EXERCISE GOAL —
Check every line below for the word "Profile" and copy each one that has it.

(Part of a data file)
········

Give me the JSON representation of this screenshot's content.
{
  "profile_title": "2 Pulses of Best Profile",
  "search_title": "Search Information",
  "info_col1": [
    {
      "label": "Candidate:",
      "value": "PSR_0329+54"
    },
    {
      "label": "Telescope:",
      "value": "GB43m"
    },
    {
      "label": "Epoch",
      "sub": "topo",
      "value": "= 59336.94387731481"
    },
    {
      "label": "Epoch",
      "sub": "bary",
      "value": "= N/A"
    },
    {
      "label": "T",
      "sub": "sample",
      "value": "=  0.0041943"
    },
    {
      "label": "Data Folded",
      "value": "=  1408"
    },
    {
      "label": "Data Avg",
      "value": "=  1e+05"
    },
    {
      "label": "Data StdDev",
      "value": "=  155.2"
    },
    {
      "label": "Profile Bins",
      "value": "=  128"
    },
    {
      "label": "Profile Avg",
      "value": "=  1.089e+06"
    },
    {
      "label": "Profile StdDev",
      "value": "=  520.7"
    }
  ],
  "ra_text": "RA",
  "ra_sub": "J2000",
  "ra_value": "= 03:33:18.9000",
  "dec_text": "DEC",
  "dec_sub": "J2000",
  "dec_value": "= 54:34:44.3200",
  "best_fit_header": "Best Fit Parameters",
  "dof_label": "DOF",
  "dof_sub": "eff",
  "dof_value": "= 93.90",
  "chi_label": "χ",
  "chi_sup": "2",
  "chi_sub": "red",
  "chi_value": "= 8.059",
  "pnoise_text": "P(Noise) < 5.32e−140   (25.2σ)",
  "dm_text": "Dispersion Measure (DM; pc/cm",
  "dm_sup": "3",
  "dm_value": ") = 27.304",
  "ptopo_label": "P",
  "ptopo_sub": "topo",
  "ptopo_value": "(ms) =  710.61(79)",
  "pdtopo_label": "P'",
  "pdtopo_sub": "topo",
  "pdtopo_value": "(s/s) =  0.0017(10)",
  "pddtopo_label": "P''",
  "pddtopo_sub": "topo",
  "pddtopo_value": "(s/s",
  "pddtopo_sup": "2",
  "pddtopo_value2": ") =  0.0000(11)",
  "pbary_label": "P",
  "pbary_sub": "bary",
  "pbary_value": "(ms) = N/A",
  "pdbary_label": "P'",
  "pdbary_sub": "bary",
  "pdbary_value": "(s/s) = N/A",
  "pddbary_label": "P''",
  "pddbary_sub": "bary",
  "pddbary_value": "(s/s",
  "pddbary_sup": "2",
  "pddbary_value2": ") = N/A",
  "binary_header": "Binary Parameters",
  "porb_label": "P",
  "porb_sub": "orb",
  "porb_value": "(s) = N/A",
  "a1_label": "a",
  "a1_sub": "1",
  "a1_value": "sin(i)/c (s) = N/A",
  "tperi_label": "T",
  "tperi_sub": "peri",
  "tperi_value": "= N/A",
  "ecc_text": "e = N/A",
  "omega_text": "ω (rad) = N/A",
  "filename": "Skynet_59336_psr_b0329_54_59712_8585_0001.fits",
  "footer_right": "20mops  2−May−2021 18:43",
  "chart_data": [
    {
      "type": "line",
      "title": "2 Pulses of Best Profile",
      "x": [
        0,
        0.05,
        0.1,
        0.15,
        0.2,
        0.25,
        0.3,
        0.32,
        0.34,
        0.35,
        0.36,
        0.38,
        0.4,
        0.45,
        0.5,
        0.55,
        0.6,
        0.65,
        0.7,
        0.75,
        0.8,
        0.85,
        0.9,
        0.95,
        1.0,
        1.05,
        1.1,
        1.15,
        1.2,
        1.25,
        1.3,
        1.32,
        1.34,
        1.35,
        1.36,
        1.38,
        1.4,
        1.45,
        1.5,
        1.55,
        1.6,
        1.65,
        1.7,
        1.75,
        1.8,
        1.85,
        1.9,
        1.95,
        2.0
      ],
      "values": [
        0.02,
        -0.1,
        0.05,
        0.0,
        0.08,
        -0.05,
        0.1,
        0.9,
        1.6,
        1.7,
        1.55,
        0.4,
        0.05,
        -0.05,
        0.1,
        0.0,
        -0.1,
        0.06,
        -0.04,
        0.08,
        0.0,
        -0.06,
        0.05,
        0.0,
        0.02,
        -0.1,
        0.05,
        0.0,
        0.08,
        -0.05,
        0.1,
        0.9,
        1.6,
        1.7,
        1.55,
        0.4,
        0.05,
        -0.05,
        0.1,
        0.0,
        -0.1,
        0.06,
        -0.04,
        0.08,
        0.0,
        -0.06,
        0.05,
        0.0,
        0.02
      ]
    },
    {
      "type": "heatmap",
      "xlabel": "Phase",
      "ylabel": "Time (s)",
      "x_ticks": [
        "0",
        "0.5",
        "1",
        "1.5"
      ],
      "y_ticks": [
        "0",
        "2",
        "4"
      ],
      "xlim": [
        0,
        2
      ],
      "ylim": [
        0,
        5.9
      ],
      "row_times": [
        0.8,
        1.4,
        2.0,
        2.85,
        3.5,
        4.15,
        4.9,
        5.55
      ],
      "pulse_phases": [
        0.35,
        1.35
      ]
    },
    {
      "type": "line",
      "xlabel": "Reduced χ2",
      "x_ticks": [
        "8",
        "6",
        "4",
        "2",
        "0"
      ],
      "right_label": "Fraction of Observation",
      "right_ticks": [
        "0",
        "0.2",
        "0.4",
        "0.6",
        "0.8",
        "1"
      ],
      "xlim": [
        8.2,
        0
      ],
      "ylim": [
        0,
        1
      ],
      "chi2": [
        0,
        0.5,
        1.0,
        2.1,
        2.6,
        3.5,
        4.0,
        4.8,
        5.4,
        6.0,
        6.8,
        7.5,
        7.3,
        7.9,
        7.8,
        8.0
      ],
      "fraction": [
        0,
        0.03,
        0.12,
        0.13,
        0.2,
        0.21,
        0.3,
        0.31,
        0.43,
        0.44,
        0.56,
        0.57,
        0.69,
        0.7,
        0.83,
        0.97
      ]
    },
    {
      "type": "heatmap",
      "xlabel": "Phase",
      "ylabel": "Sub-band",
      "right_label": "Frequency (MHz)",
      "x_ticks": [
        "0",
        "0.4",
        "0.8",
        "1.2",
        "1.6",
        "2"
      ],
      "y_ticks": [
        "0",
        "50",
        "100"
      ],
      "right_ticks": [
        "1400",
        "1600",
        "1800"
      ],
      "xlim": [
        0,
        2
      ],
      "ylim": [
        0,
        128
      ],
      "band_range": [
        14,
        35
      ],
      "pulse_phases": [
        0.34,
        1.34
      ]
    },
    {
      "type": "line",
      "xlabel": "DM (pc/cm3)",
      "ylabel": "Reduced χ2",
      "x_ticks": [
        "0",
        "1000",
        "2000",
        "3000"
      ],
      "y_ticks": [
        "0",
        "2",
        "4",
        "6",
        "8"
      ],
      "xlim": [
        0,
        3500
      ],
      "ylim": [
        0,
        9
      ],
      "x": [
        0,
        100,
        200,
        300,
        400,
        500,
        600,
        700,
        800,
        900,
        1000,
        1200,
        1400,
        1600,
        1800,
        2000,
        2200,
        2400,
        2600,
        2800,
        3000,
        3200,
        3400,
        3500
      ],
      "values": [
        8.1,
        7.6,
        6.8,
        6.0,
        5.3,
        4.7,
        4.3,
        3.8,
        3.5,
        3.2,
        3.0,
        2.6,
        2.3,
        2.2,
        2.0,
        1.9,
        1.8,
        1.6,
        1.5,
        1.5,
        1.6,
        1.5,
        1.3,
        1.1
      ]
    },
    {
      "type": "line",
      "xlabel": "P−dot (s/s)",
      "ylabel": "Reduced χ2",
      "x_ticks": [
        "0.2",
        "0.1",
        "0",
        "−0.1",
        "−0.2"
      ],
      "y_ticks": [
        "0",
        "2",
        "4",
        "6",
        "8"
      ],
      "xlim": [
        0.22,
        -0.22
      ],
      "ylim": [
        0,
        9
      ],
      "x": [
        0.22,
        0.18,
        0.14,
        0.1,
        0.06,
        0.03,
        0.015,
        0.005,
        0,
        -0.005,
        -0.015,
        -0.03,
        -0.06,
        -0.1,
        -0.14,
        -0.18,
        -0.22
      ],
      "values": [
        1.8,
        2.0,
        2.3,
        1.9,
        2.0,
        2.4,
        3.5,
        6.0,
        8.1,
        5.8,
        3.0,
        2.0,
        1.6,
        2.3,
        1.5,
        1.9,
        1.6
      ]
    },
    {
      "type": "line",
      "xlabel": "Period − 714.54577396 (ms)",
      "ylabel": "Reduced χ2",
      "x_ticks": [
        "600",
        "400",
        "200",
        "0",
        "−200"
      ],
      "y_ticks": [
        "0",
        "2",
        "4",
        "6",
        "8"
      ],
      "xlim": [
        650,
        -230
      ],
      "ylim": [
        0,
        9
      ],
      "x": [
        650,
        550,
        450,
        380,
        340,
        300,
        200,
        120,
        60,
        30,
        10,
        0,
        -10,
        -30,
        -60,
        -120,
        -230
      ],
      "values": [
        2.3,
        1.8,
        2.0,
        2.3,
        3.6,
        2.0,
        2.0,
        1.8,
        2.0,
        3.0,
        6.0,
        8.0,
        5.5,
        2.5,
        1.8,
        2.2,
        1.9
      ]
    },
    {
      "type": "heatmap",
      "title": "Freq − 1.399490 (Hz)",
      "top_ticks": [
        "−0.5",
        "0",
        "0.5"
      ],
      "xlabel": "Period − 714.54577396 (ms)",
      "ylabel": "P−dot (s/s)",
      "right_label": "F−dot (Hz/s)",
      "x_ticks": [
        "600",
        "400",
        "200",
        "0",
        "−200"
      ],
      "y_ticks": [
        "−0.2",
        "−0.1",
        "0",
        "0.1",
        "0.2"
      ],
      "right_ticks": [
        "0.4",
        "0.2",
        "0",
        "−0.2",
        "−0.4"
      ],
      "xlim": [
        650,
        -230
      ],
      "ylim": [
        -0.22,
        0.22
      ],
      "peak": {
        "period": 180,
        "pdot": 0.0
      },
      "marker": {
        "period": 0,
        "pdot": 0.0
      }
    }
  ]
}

········

EXERCISE RESULT —
  "profile_title": "2 Pulses of Best Profile",
      "label": "Profile Bins",
      "label": "Profile Avg",
      "label": "Profile StdDev",
      "title": "2 Pulses of Best Profile",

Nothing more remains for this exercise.